start Supplied material

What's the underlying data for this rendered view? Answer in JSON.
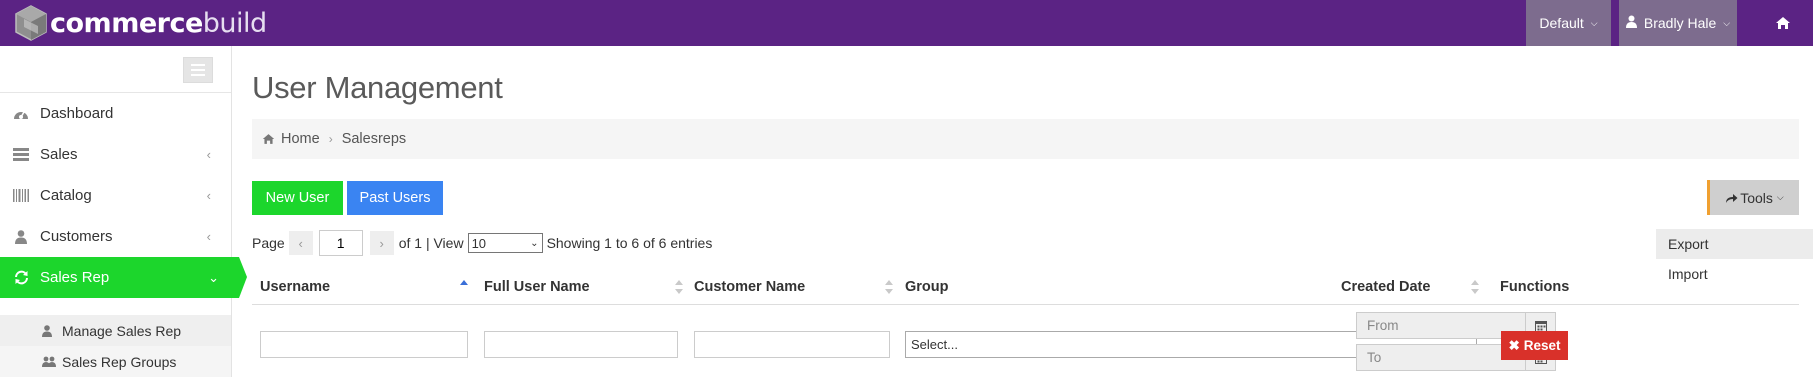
{
  "app": {
    "brand_bold": "commerce",
    "brand_light": "build",
    "store_selector": "Default",
    "user_menu": "Bradly Hale",
    "icons": {
      "home": "home-icon",
      "chevron": "chevron-down-icon"
    }
  },
  "sidebar": {
    "items": [
      {
        "label": "Dashboard",
        "icon": "dashboard-icon"
      },
      {
        "label": "Sales",
        "icon": "sales-icon",
        "arrow": "‹"
      },
      {
        "label": "Catalog",
        "icon": "barcode-icon",
        "arrow": "‹"
      },
      {
        "label": "Customers",
        "icon": "user-icon",
        "arrow": "‹"
      },
      {
        "label": "Sales Rep",
        "icon": "refresh-icon",
        "arrow": "⌄",
        "active": true
      }
    ],
    "sub_items": [
      {
        "label": "Manage Sales Rep",
        "icon": "user-icon"
      },
      {
        "label": "Sales Rep Groups",
        "icon": "users-icon"
      }
    ],
    "active_color": "#1cd62c"
  },
  "main": {
    "title": "User Management",
    "breadcrumb": {
      "home": "Home",
      "current": "Salesreps"
    },
    "buttons": {
      "new_user": "New User",
      "past_users": "Past Users",
      "tools": "Tools"
    },
    "tools_menu": [
      "Export",
      "Import"
    ],
    "pager": {
      "page_label": "Page",
      "page_value": "1",
      "of_label": "of 1 | View",
      "view_value": "10",
      "showing": "Showing 1 to 6 of 6 entries"
    },
    "table": {
      "columns": [
        "Username",
        "Full User Name",
        "Customer Name",
        "Group",
        "Created Date",
        "Functions"
      ],
      "sorted_column": "Username",
      "sort_direction": "asc"
    },
    "filters": {
      "group_placeholder": "Select...",
      "date_from": "From",
      "date_to": "To",
      "reset": "Reset"
    }
  },
  "colors": {
    "topbar": "#5b2384",
    "success": "#1cd62c",
    "primary": "#3a84f2",
    "danger": "#d9312a"
  }
}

end Supplied material

Every record must be copied exactly, with the pictures left out.

What's the underlying data for this rendered view? Answer in JSON.
{
  "app": {
    "brand_bold": "commerce",
    "brand_light": "build",
    "store_selector": "Default",
    "user_menu": "Bradly Hale",
    "icons": {
      "home": "home-icon",
      "chevron": "chevron-down-icon"
    }
  },
  "sidebar": {
    "items": [
      {
        "label": "Dashboard",
        "icon": "dashboard-icon"
      },
      {
        "label": "Sales",
        "icon": "sales-icon",
        "arrow": "‹"
      },
      {
        "label": "Catalog",
        "icon": "barcode-icon",
        "arrow": "‹"
      },
      {
        "label": "Customers",
        "icon": "user-icon",
        "arrow": "‹"
      },
      {
        "label": "Sales Rep",
        "icon": "refresh-icon",
        "arrow": "⌄",
        "active": true
      }
    ],
    "sub_items": [
      {
        "label": "Manage Sales Rep",
        "icon": "user-icon"
      },
      {
        "label": "Sales Rep Groups",
        "icon": "users-icon"
      }
    ],
    "active_color": "#1cd62c"
  },
  "main": {
    "title": "User Management",
    "breadcrumb": {
      "home": "Home",
      "current": "Salesreps"
    },
    "buttons": {
      "new_user": "New User",
      "past_users": "Past Users",
      "tools": "Tools"
    },
    "tools_menu": [
      "Export",
      "Import"
    ],
    "pager": {
      "page_label": "Page",
      "page_value": "1",
      "of_label": "of 1 | View",
      "view_value": "10",
      "showing": "Showing 1 to 6 of 6 entries"
    },
    "table": {
      "columns": [
        "Username",
        "Full User Name",
        "Customer Name",
        "Group",
        "Created Date",
        "Functions"
      ],
      "sorted_column": "Username",
      "sort_direction": "asc"
    },
    "filters": {
      "group_placeholder": "Select...",
      "date_from": "From",
      "date_to": "To",
      "reset": "Reset"
    }
  },
  "colors": {
    "topbar": "#5b2384",
    "success": "#1cd62c",
    "primary": "#3a84f2",
    "danger": "#d9312a"
  }
}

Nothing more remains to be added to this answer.